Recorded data
— Begin —
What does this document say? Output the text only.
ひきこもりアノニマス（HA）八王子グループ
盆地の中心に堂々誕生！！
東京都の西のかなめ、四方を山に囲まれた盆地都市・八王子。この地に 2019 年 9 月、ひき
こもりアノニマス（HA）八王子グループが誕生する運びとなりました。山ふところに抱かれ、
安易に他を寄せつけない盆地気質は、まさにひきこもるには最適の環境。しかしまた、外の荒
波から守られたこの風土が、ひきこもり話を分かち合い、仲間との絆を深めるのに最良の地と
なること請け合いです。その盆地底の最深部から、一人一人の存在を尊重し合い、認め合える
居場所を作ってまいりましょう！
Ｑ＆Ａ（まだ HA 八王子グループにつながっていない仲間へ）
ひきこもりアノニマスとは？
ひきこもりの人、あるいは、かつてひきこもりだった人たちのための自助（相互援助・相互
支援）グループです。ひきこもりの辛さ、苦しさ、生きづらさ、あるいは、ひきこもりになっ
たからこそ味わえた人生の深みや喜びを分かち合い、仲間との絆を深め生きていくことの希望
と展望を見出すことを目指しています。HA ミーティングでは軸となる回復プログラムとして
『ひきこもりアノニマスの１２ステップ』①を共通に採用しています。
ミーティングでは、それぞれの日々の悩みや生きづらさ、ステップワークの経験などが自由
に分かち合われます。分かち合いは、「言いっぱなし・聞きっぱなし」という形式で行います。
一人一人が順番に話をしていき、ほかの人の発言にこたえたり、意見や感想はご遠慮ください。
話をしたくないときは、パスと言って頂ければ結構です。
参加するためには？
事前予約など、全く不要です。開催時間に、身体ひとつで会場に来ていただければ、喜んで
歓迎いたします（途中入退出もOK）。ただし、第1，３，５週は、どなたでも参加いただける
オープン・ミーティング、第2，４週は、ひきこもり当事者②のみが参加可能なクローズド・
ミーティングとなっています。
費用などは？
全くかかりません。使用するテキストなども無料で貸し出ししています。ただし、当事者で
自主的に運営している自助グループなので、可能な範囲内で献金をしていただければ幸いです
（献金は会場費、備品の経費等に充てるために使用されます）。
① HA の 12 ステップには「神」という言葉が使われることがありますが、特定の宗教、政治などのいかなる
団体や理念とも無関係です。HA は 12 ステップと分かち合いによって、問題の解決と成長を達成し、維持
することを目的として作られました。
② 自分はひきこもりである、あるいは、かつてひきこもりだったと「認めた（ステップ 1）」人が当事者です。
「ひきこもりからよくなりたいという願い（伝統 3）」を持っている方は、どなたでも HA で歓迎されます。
— End —
REQUIRED WORK:
Sift through the entries and copy every line with "あるいは".

EXERCISE ANSWER:
ひきこもりの人、あるいは、かつてひきこもりだった人たちのための自助（相互援助・相互
支援）グループです。ひきこもりの辛さ、苦しさ、生きづらさ、あるいは、ひきこもりになっ
② 自分はひきこもりである、あるいは、かつてひきこもりだったと「認めた（ステップ 1）」人が当事者です。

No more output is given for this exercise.